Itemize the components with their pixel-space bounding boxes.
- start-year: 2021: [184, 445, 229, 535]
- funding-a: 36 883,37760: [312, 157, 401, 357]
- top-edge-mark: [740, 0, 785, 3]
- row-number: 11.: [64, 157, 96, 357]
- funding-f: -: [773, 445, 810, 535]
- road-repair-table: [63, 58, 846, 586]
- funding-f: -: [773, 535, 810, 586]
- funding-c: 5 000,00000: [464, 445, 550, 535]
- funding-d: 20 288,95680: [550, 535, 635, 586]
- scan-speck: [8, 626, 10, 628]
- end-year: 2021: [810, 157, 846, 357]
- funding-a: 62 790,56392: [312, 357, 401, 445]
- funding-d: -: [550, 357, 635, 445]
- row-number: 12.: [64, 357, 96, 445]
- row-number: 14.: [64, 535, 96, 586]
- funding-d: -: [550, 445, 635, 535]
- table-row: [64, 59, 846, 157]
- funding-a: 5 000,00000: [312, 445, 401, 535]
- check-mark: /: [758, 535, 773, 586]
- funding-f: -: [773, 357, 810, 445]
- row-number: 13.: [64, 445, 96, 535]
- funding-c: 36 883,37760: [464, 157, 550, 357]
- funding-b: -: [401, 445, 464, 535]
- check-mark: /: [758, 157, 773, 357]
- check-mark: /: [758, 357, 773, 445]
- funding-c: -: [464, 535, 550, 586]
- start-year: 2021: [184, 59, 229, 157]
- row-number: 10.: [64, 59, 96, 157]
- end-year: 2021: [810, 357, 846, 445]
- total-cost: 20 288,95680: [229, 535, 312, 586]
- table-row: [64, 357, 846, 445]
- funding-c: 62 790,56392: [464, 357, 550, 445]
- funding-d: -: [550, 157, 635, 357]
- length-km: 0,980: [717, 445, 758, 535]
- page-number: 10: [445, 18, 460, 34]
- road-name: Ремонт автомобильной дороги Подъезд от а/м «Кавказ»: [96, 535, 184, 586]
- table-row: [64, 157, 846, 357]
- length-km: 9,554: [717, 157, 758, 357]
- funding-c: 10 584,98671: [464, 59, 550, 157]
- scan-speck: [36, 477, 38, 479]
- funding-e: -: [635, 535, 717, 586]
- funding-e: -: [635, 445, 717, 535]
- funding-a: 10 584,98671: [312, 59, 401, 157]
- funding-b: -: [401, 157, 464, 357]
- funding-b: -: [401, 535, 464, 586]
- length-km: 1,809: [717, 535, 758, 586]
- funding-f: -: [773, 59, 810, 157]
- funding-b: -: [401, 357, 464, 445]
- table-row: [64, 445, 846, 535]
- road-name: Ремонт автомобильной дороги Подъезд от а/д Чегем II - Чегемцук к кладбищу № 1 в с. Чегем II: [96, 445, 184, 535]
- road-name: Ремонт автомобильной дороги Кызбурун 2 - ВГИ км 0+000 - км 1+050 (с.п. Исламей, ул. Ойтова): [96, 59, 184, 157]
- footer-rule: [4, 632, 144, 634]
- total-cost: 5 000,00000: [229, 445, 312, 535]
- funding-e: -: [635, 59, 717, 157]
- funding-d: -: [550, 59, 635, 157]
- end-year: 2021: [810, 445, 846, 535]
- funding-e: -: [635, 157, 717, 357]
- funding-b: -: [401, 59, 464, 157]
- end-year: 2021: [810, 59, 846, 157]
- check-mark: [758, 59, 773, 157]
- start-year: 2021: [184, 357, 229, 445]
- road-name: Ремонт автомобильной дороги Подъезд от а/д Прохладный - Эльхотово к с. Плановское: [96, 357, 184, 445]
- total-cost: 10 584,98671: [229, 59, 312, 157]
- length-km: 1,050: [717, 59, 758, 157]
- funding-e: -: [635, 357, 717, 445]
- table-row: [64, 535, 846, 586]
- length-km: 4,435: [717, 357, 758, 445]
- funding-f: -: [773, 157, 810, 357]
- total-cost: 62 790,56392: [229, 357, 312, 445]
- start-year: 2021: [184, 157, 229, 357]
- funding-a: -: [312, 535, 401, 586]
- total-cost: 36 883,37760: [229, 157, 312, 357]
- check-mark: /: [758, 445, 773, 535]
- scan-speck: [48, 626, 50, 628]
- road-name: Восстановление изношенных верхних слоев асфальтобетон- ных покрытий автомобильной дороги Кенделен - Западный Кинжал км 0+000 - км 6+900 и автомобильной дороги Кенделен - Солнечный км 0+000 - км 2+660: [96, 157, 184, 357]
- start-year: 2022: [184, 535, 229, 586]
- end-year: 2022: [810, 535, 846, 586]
...
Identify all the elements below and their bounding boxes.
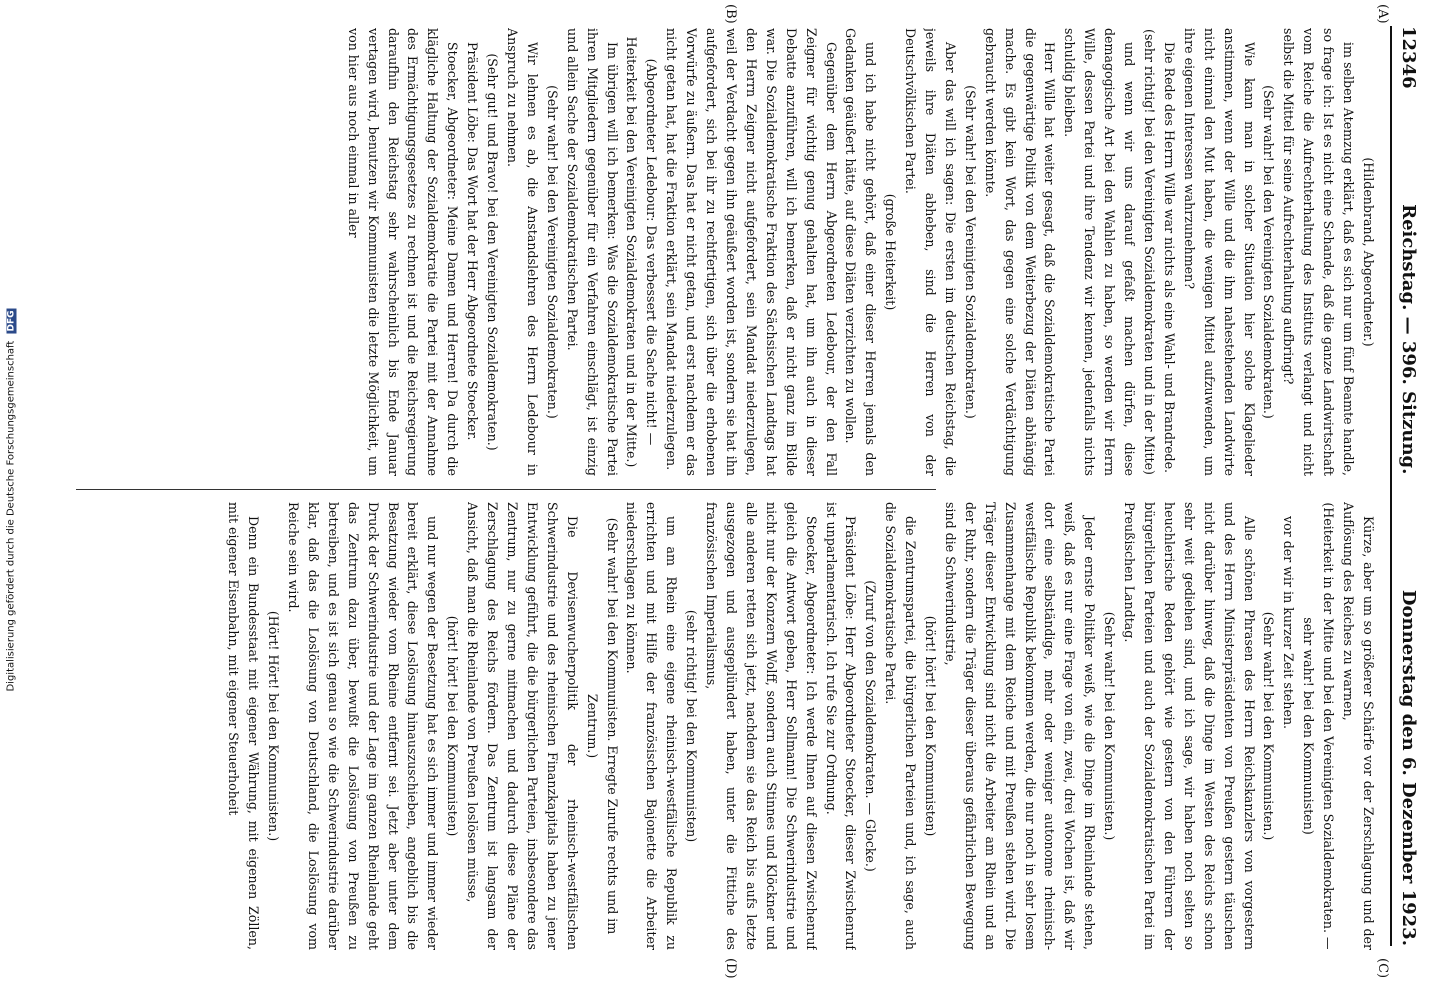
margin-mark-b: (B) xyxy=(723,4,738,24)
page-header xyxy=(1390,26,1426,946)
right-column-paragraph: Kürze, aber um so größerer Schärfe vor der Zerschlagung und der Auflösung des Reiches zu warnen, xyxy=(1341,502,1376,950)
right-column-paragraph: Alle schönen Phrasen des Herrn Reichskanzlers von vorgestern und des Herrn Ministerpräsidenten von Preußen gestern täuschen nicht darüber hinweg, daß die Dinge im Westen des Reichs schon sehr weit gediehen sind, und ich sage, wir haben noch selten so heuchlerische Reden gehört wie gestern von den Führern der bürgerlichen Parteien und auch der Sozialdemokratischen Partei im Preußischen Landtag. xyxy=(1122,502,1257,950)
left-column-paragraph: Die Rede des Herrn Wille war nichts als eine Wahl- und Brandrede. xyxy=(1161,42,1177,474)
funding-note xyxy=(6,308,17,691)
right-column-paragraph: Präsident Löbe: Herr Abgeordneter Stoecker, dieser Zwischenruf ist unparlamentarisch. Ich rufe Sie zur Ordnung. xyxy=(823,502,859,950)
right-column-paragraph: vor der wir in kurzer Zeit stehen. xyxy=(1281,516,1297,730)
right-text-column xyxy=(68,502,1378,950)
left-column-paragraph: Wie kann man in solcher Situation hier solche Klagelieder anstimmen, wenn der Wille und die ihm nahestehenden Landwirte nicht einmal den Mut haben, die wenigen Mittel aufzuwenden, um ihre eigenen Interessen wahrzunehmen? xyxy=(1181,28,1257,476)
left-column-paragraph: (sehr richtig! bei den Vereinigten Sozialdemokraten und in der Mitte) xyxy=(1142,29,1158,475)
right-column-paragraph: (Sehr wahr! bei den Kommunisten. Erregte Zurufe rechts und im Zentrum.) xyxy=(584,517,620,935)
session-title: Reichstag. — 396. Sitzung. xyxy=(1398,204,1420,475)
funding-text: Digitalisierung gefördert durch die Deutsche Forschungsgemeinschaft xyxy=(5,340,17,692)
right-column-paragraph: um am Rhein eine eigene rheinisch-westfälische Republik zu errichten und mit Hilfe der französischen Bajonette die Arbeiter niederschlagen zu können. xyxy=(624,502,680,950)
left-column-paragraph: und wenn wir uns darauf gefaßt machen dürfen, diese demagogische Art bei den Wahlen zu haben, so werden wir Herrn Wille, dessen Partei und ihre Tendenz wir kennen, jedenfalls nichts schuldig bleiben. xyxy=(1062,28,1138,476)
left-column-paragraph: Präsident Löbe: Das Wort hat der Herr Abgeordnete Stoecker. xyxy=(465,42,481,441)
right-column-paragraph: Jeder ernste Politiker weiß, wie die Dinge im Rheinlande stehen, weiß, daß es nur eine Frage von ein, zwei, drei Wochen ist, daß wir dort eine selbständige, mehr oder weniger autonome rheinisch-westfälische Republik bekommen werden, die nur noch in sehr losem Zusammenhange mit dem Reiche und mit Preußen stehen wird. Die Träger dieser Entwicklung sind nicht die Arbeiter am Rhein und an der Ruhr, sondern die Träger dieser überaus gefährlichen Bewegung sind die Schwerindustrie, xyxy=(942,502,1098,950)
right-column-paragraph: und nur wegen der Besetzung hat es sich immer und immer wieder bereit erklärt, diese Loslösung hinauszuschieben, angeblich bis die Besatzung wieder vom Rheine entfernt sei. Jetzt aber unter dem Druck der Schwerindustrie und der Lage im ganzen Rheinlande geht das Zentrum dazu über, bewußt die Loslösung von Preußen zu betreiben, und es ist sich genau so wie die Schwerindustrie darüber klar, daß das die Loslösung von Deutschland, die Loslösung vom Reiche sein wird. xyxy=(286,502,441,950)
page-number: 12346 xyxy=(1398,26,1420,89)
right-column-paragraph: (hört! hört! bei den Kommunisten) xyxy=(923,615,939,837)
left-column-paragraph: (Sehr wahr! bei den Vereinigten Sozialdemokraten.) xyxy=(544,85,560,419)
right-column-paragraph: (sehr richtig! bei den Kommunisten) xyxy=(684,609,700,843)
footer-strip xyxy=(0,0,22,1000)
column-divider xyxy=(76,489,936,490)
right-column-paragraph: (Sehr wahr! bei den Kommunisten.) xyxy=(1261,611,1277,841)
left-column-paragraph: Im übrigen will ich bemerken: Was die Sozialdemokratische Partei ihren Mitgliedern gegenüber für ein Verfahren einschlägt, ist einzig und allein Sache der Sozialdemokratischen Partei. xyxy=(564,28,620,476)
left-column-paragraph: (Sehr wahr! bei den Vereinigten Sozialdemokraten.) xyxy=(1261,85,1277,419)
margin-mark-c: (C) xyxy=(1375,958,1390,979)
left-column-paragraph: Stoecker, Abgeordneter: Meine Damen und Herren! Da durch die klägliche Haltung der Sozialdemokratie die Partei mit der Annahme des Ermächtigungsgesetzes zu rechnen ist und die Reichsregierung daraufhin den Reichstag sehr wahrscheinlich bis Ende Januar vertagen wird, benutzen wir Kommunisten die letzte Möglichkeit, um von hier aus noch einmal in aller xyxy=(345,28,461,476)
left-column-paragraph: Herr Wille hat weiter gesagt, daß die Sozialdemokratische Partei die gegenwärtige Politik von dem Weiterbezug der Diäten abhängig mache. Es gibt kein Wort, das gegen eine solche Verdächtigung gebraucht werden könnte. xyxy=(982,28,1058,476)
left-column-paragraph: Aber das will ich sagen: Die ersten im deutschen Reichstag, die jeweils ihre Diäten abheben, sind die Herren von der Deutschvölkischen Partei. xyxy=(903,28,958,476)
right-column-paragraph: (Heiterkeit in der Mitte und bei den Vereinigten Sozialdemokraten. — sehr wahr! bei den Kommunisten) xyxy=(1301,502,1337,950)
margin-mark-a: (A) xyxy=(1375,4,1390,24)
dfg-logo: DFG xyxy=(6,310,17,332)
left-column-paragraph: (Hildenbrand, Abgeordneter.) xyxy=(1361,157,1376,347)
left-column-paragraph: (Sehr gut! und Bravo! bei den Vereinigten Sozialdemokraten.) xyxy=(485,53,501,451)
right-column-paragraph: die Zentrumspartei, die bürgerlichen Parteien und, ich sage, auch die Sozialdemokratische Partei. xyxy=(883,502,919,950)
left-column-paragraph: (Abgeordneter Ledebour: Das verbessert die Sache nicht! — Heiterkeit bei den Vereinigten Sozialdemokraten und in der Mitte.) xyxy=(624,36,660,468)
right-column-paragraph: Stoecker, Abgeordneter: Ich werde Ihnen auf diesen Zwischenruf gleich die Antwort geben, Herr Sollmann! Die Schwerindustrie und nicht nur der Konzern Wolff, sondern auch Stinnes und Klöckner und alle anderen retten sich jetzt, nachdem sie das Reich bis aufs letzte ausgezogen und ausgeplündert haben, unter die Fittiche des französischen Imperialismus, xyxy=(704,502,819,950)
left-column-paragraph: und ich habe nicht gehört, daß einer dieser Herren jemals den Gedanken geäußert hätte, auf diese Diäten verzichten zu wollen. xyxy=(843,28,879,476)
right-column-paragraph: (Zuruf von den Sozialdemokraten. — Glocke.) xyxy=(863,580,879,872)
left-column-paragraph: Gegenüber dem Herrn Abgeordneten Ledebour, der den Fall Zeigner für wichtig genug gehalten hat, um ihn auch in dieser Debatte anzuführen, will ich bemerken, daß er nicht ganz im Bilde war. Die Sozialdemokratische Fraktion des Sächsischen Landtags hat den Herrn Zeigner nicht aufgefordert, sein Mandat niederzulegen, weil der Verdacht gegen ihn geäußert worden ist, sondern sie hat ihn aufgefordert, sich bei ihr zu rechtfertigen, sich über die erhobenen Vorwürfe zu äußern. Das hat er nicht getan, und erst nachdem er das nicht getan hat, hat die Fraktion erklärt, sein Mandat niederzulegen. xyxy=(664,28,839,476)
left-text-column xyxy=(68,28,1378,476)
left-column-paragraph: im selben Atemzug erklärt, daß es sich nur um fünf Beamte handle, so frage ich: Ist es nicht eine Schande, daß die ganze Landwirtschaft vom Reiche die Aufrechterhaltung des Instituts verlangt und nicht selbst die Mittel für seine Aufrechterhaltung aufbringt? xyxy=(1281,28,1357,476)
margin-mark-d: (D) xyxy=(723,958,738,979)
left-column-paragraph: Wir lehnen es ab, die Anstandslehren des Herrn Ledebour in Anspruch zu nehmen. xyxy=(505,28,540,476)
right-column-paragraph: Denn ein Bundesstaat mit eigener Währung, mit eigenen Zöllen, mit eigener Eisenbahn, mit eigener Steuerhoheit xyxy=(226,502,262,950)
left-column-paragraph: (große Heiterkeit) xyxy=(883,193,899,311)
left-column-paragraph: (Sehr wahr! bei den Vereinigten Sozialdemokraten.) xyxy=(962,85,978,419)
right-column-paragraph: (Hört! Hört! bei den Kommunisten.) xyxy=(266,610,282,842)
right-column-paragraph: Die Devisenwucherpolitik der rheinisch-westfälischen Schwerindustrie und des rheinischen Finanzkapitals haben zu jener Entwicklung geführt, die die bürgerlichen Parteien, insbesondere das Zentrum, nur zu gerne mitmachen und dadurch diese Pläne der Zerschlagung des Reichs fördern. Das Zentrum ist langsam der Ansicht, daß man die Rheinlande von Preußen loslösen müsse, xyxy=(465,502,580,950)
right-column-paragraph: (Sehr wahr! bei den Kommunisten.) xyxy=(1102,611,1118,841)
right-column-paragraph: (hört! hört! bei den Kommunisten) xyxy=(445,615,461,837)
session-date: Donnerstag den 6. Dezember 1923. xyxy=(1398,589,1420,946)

Task objective - Rewrite the records starting at the line that contains "margin-mark-b: (B) xyxy=(723,4,738,24)" and ending after the line that contains "funding-text: Digitalisierung gefördert", changing "right-column-paragraph" to "right-column-text" and leaving everything else untouched.

Finished answer -
margin-mark-b: (B) xyxy=(723,4,738,24)
page-header xyxy=(1390,26,1426,946)
right-column-text: Kürze, aber um so größerer Schärfe vor der Zerschlagung und der Auflösung des Reiches zu warnen, xyxy=(1341,502,1376,950)
right-column-text: Alle schönen Phrasen des Herrn Reichskanzlers von vorgestern und des Herrn Ministerpräsidenten von Preußen gestern täuschen nicht darüber hinweg, daß die Dinge im Westen des Reichs schon sehr weit gediehen sind, und ich sage, wir haben noch selten so heuchlerische Reden gehört wie gestern von den Führern der bürgerlichen Parteien und auch der Sozialdemokratischen Partei im Preußischen Landtag. xyxy=(1122,502,1257,950)
left-column-paragraph: Die Rede des Herrn Wille war nichts als eine Wahl- und Brandrede. xyxy=(1161,42,1177,474)
funding-note xyxy=(6,308,17,691)
right-column-text: Präsident Löbe: Herr Abgeordneter Stoecker, dieser Zwischenruf ist unparlamentarisch. Ich rufe Sie zur Ordnung. xyxy=(823,502,859,950)
right-column-text: vor der wir in kurzer Zeit stehen. xyxy=(1281,516,1297,730)
right-text-column xyxy=(68,502,1378,950)
left-column-paragraph: Wie kann man in solcher Situation hier solche Klagelieder anstimmen, wenn der Wille und die ihm nahestehenden Landwirte nicht einmal den Mut haben, die wenigen Mittel aufzuwenden, um ihre eigenen Interessen wahrzunehmen? xyxy=(1181,28,1257,476)
left-column-paragraph: (sehr richtig! bei den Vereinigten Sozialdemokraten und in der Mitte) xyxy=(1142,29,1158,475)
right-column-text: (Sehr wahr! bei den Kommunisten. Erregte Zurufe rechts und im Zentrum.) xyxy=(584,517,620,935)
session-title: Reichstag. — 396. Sitzung. xyxy=(1398,204,1420,475)
funding-text: Digitalisierung gefördert durch die Deutsche Forschungsgemeinschaft xyxy=(5,340,17,692)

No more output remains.